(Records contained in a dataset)
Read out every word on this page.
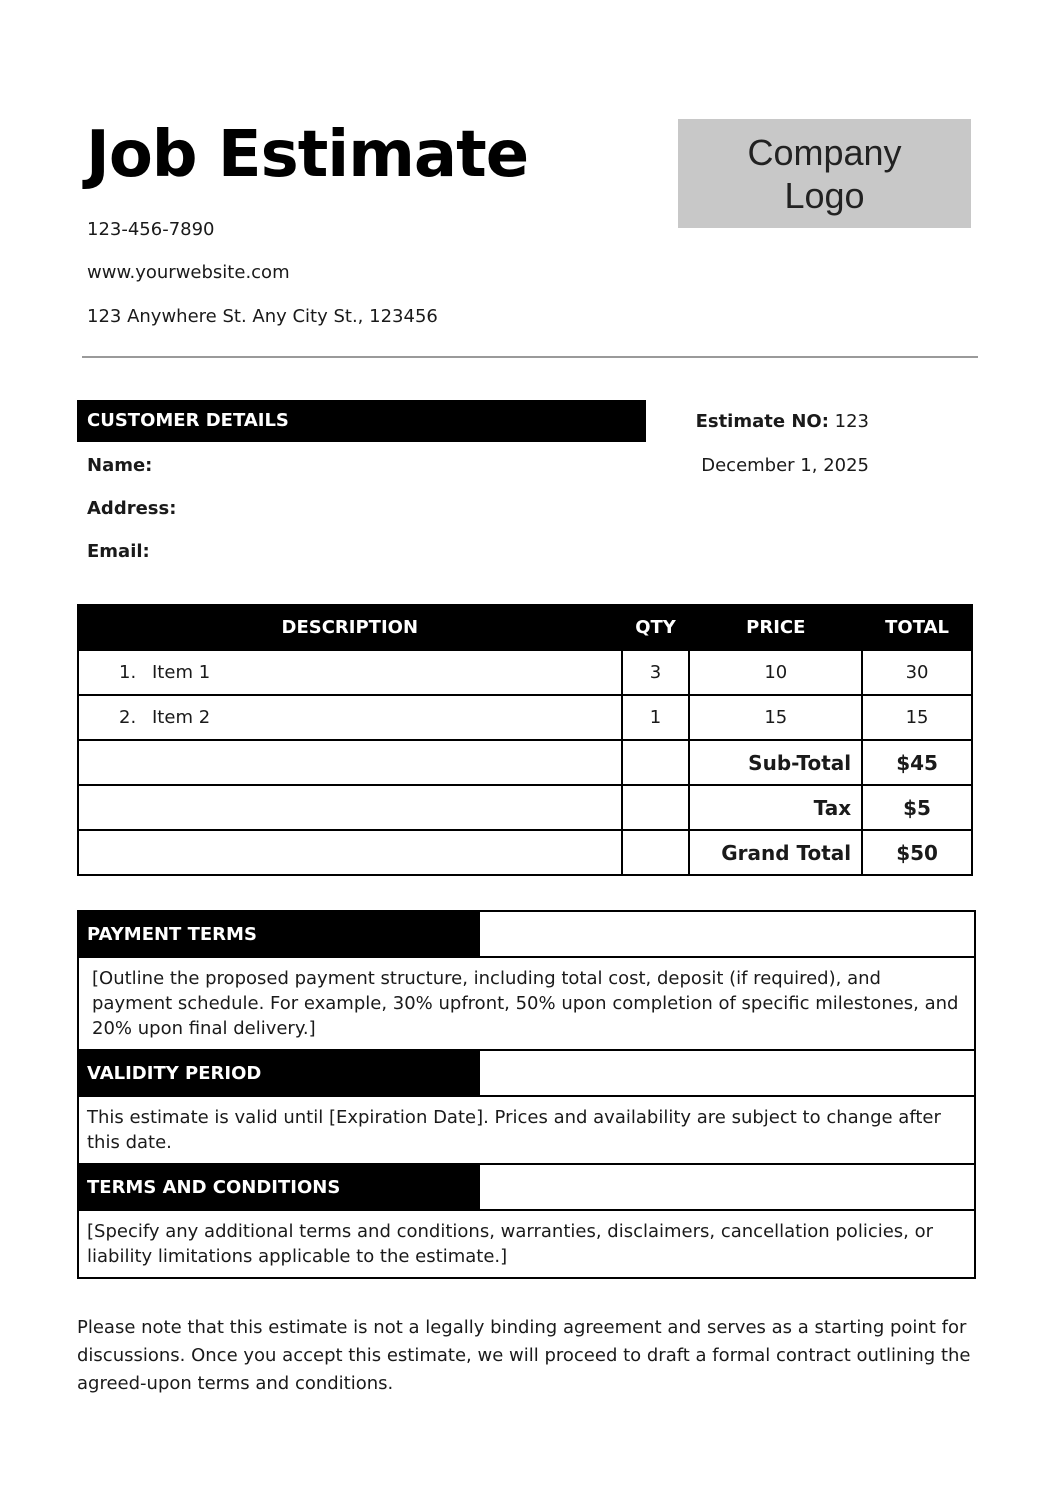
Job Estimate
123-456-7890
www.yourwebsite.com
123 Anywhere St. Any City St., 123456
Company
Logo
CUSTOMER DETAILS
Name:
Address:
Email:
Estimate NO: 123
December 1, 2025
DESCRIPTION	QTY	PRICE	TOTAL
1. Item 1	3	10	30
2. Item 2	1	15	15
		Sub-Total	$45
		Tax	$5
		Grand Total	$50
PAYMENT TERMS
[Outline the proposed payment structure, including total cost, deposit (if required), and payment schedule. For example, 30% upfront, 50% upon completion of specific milestones, and 20% upon final delivery.]
VALIDITY PERIOD
This estimate is valid until [Expiration Date]. Prices and availability are subject to change after this date.
TERMS AND CONDITIONS
[Specify any additional terms and conditions, warranties, disclaimers, cancellation policies, or liability limitations applicable to the estimate.]
Please note that this estimate is not a legally binding agreement and serves as a starting point for discussions. Once you accept this estimate, we will proceed to draft a formal contract outlining the agreed-upon terms and conditions.
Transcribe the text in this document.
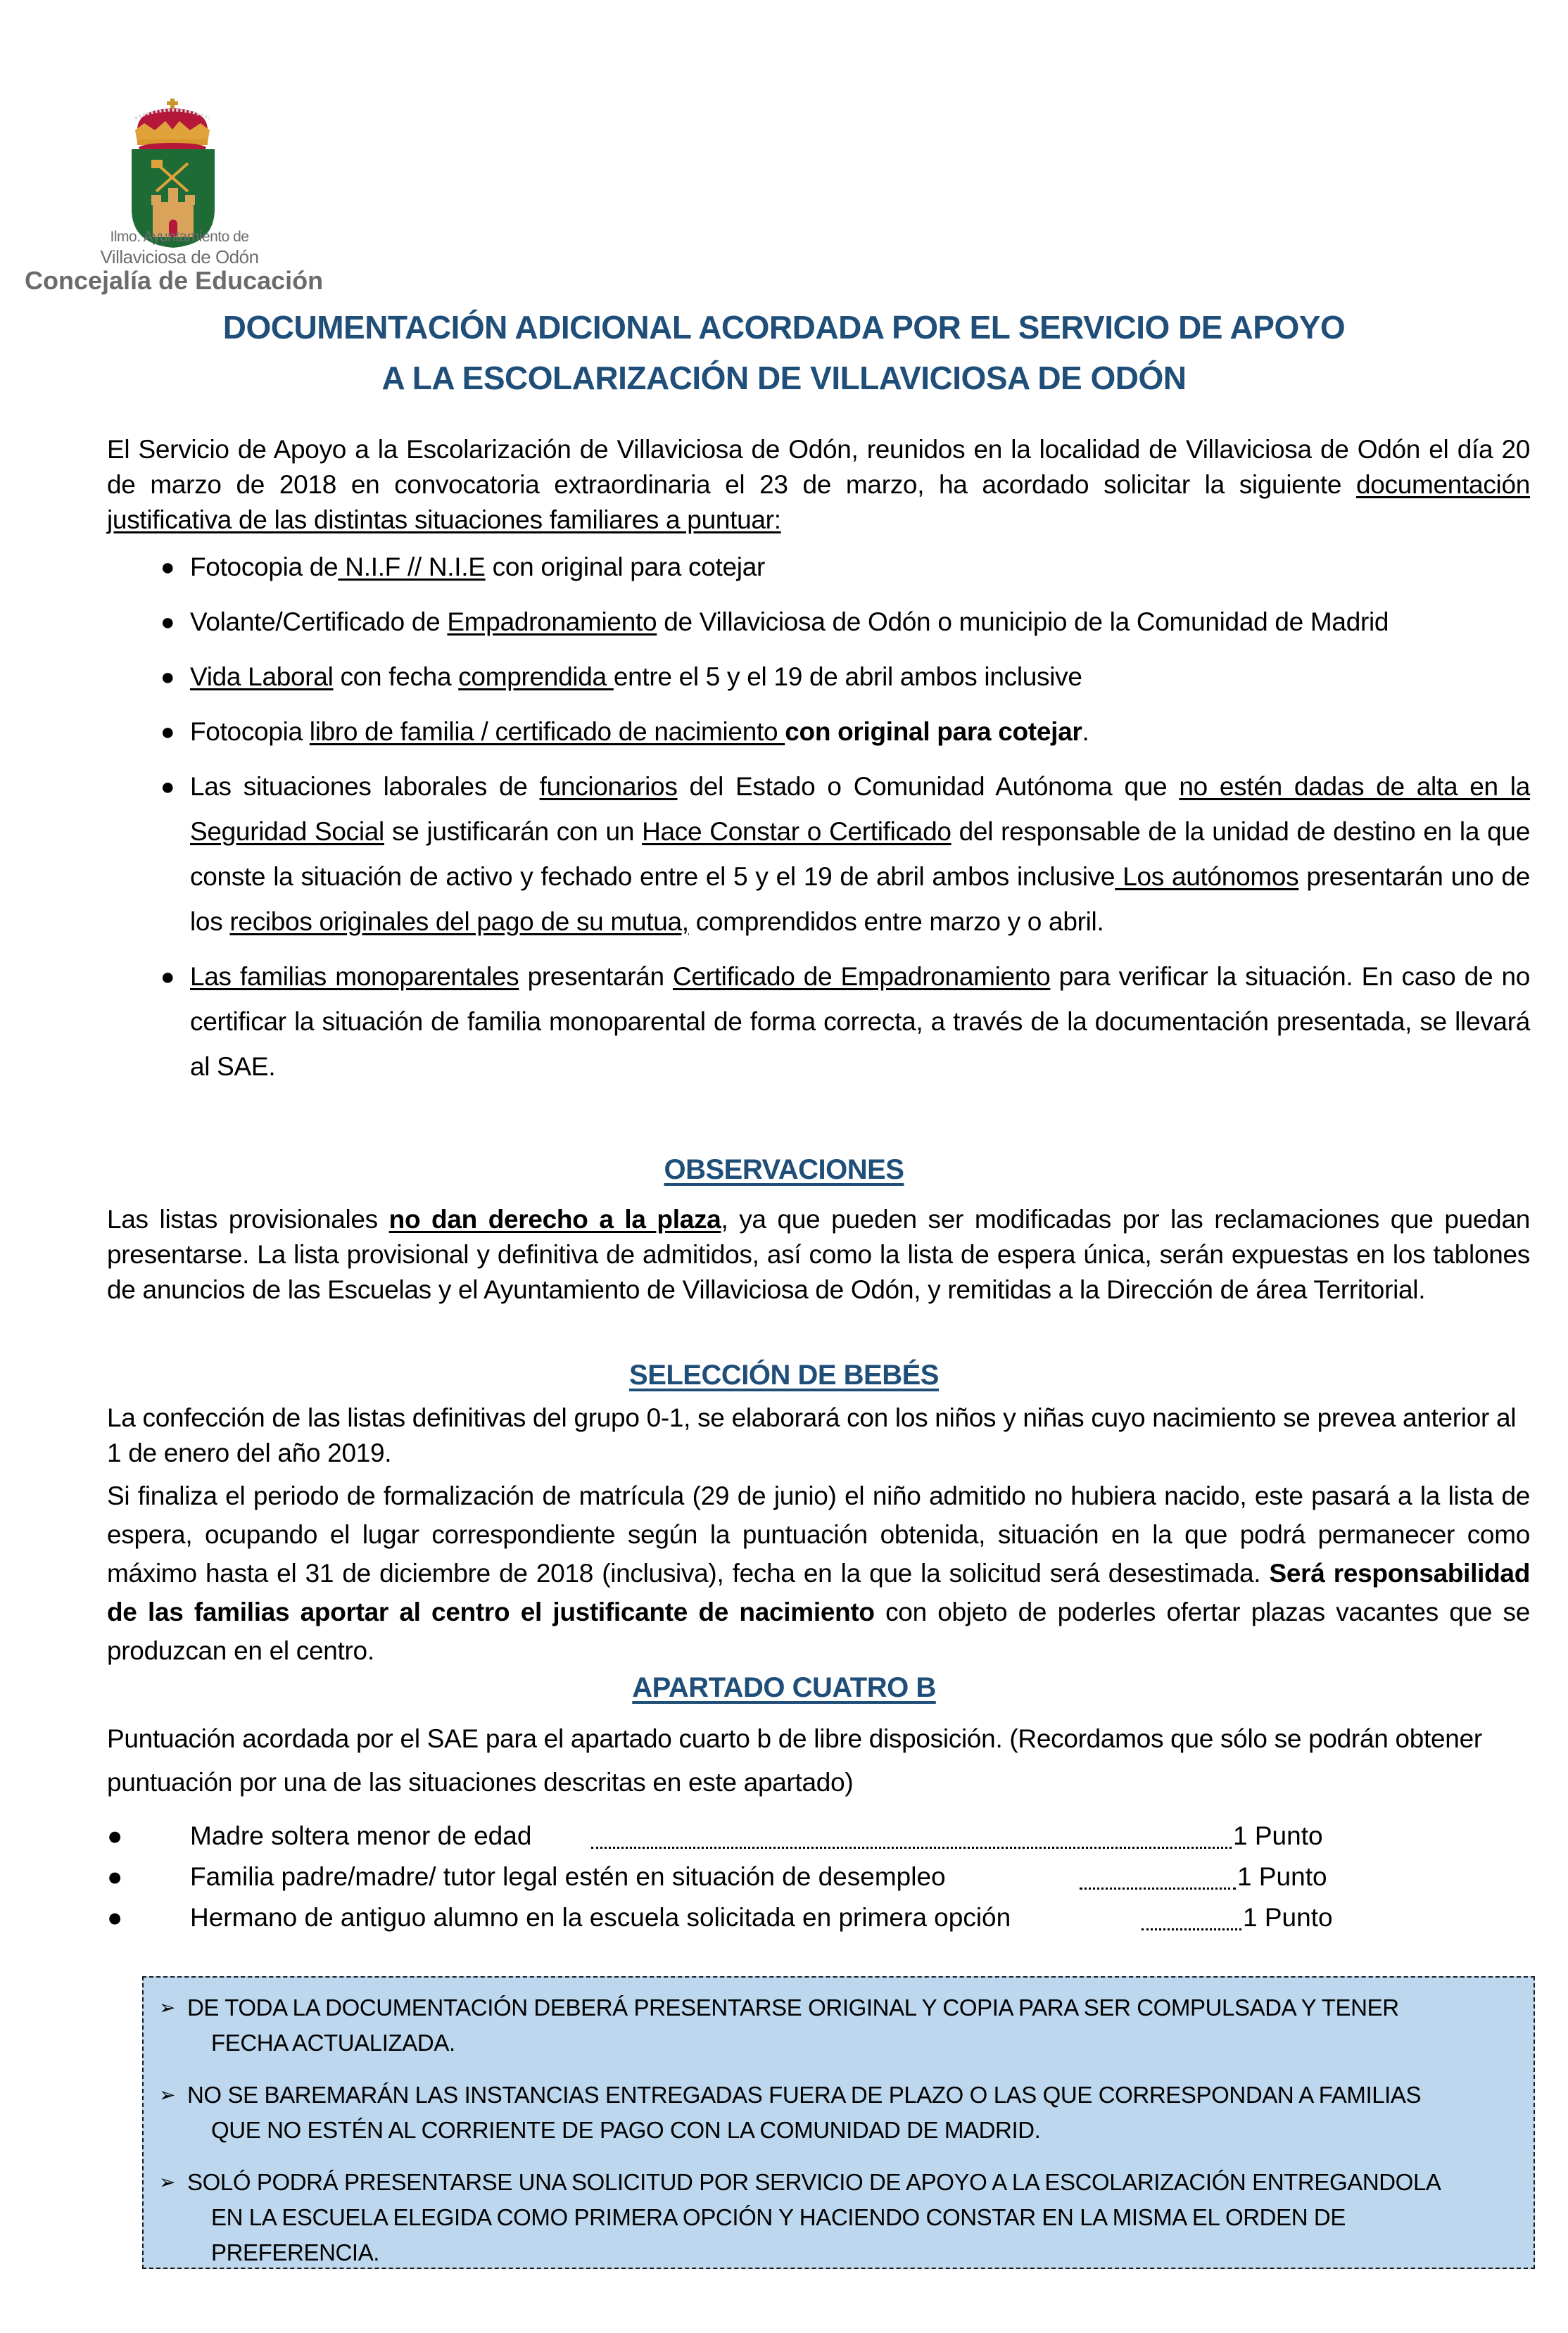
Ilmo. Ayuntamiento de
Villaviciosa de Odón
Concejalía de Educación
DOCUMENTACIÓN ADICIONAL ACORDADA POR EL SERVICIO DE APOYO
A LA ESCOLARIZACIÓN DE VILLAVICIOSA DE ODÓN
El Servicio de Apoyo a la Escolarización de Villaviciosa de Odón, reunidos en la localidad de Villaviciosa de Odón el día 20 de marzo de 2018 en convocatoria extraordinaria el 23 de marzo, ha acordado solicitar la siguiente documentación justificativa de las distintas situaciones familiares a puntuar:
● Fotocopia de N.I.F // N.I.E con original para cotejar
● Volante/Certificado de Empadronamiento de Villaviciosa de Odón o municipio de la Comunidad de Madrid
● Vida Laboral con fecha comprendida entre el 5 y el 19 de abril ambos inclusive
● Fotocopia libro de familia / certificado de nacimiento con original para cotejar.
● Las situaciones laborales de funcionarios del Estado o Comunidad Autónoma que no estén dadas de alta en la Seguridad Social se justificarán con un Hace Constar o Certificado del responsable de la unidad de destino en la que conste la situación de activo y fechado entre el 5 y el 19 de abril ambos inclusive Los autónomos presentarán uno de los recibos originales del pago de su mutua, comprendidos entre marzo y o abril.
● Las familias monoparentales presentarán Certificado de Empadronamiento para verificar la situación. En caso de no certificar la situación de familia monoparental de forma correcta, a través de la documentación presentada, se llevará al SAE.
OBSERVACIONES
Las listas provisionales no dan derecho a la plaza, ya que pueden ser modificadas por las reclamaciones que puedan presentarse. La lista provisional y definitiva de admitidos, así como la lista de espera única, serán expuestas en los tablones de anuncios de las Escuelas y el Ayuntamiento de Villaviciosa de Odón, y remitidas a la Dirección de área Territorial.
SELECCIÓN DE BEBÉS
La confección de las listas definitivas del grupo 0-1, se elaborará con los niños y niñas cuyo nacimiento se prevea anterior al 1 de enero del año 2019.
Si finaliza el periodo de formalización de matrícula (29 de junio) el niño admitido no hubiera nacido, este pasará a la lista de espera, ocupando el lugar correspondiente según la puntuación obtenida, situación en la que podrá permanecer como máximo hasta el 31 de diciembre de 2018 (inclusiva), fecha en la que la solicitud será desestimada. Será responsabilidad de las familias aportar al centro el justificante de nacimiento con objeto de poderles ofertar plazas vacantes que se produzcan en el centro.
APARTADO CUATRO B
Puntuación acordada por el SAE para el apartado cuarto b de libre disposición. (Recordamos que sólo se podrán obtener puntuación por una de las situaciones descritas en este apartado)
●	Madre soltera menor de edad	1 Punto
●	Familia padre/madre/ tutor legal estén en situación de desempleo	1 Punto
●	Hermano de antiguo alumno en la escuela solicitada en primera opción	1 Punto
➢ DE TODA LA DOCUMENTACIÓN DEBERÁ PRESENTARSE ORIGINAL Y COPIA PARA SER COMPULSADA Y TENER
FECHA ACTUALIZADA.
➢ NO SE BAREMARÁN LAS INSTANCIAS ENTREGADAS FUERA DE PLAZO O LAS QUE CORRESPONDAN A FAMILIAS
QUE NO ESTÉN AL CORRIENTE DE PAGO CON LA COMUNIDAD DE MADRID.
➢ SOLÓ PODRÁ PRESENTARSE UNA SOLICITUD POR SERVICIO DE APOYO A LA ESCOLARIZACIÓN ENTREGANDOLA
EN LA ESCUELA ELEGIDA COMO PRIMERA OPCIÓN Y HACIENDO CONSTAR EN LA MISMA EL ORDEN DE
PREFERENCIA.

▶ _What is being asked_: Exactly reproduce the entries above, minus the pictures.

▶ _Answer to this problem_:
Read out every word on this page.
Job Estimate
123-456-7890
www.yourwebsite.com
123 Anywhere St. Any City St., 123456
Company
Logo
CUSTOMER DETAILS
Name:
Address:
Email:
Estimate NO: 123
December 1, 2025
DESCRIPTION	QTY	PRICE	TOTAL
1. Item 1	3	10	30
2. Item 2	1	15	15
		Sub-Total	$45
		Tax	$5
		Grand Total	$50
PAYMENT TERMS
[Outline the proposed payment structure, including total cost, deposit (if required), and payment schedule. For example, 30% upfront, 50% upon completion of specific milestones, and 20% upon final delivery.]
VALIDITY PERIOD
This estimate is valid until [Expiration Date]. Prices and availability are subject to change after this date.
TERMS AND CONDITIONS
[Specify any additional terms and conditions, warranties, disclaimers, cancellation policies, or liability limitations applicable to the estimate.]
Please note that this estimate is not a legally binding agreement and serves as a starting point for discussions. Once you accept this estimate, we will proceed to draft a formal contract outlining the agreed-upon terms and conditions.
Transcribe the text in this document.
Ilmo. Ayuntamiento de
Villaviciosa de Odón
Concejalía de Educación
DOCUMENTACIÓN ADICIONAL ACORDADA POR EL SERVICIO DE APOYO
A LA ESCOLARIZACIÓN DE VILLAVICIOSA DE ODÓN
El Servicio de Apoyo a la Escolarización de Villaviciosa de Odón, reunidos en la localidad de Villaviciosa de Odón el día 20 de marzo de 2018 en convocatoria extraordinaria el 23 de marzo, ha acordado solicitar la siguiente documentación justificativa de las distintas situaciones familiares a puntuar:
● Fotocopia de N.I.F // N.I.E con original para cotejar
● Volante/Certificado de Empadronamiento de Villaviciosa de Odón o municipio de la Comunidad de Madrid
● Vida Laboral con fecha comprendida entre el 5 y el 19 de abril ambos inclusive
● Fotocopia libro de familia / certificado de nacimiento con original para cotejar.
● Las situaciones laborales de funcionarios del Estado o Comunidad Autónoma que no estén dadas de alta en la Seguridad Social se justificarán con un Hace Constar o Certificado del responsable de la unidad de destino en la que conste la situación de activo y fechado entre el 5 y el 19 de abril ambos inclusive Los autónomos presentarán uno de los recibos originales del pago de su mutua, comprendidos entre marzo y o abril.
● Las familias monoparentales presentarán Certificado de Empadronamiento para verificar la situación. En caso de no certificar la situación de familia monoparental de forma correcta, a través de la documentación presentada, se llevará al SAE.
OBSERVACIONES
Las listas provisionales no dan derecho a la plaza, ya que pueden ser modificadas por las reclamaciones que puedan presentarse. La lista provisional y definitiva de admitidos, así como la lista de espera única, serán expuestas en los tablones de anuncios de las Escuelas y el Ayuntamiento de Villaviciosa de Odón, y remitidas a la Dirección de área Territorial.
SELECCIÓN DE BEBÉS
La confección de las listas definitivas del grupo 0-1, se elaborará con los niños y niñas cuyo nacimiento se prevea anterior al 1 de enero del año 2019.
Si finaliza el periodo de formalización de matrícula (29 de junio) el niño admitido no hubiera nacido, este pasará a la lista de espera, ocupando el lugar correspondiente según la puntuación obtenida, situación en la que podrá permanecer como máximo hasta el 31 de diciembre de 2018 (inclusiva), fecha en la que la solicitud será desestimada. Será responsabilidad de las familias aportar al centro el justificante de nacimiento con objeto de poderles ofertar plazas vacantes que se produzcan en el centro.
APARTADO CUATRO B
Puntuación acordada por el SAE para el apartado cuarto b de libre disposición. (Recordamos que sólo se podrán obtener puntuación por una de las situaciones descritas en este apartado)
●	Madre soltera menor de edad	1 Punto
●	Familia padre/madre/ tutor legal estén en situación de desempleo	1 Punto
●	Hermano de antiguo alumno en la escuela solicitada en primera opción	1 Punto
➢ DE TODA LA DOCUMENTACIÓN DEBERÁ PRESENTARSE ORIGINAL Y COPIA PARA SER COMPULSADA Y TENER
FECHA ACTUALIZADA.
➢ NO SE BAREMARÁN LAS INSTANCIAS ENTREGADAS FUERA DE PLAZO O LAS QUE CORRESPONDAN A FAMILIAS
QUE NO ESTÉN AL CORRIENTE DE PAGO CON LA COMUNIDAD DE MADRID.
➢ SOLÓ PODRÁ PRESENTARSE UNA SOLICITUD POR SERVICIO DE APOYO A LA ESCOLARIZACIÓN ENTREGANDOLA
EN LA ESCUELA ELEGIDA COMO PRIMERA OPCIÓN Y HACIENDO CONSTAR EN LA MISMA EL ORDEN DE
PREFERENCIA.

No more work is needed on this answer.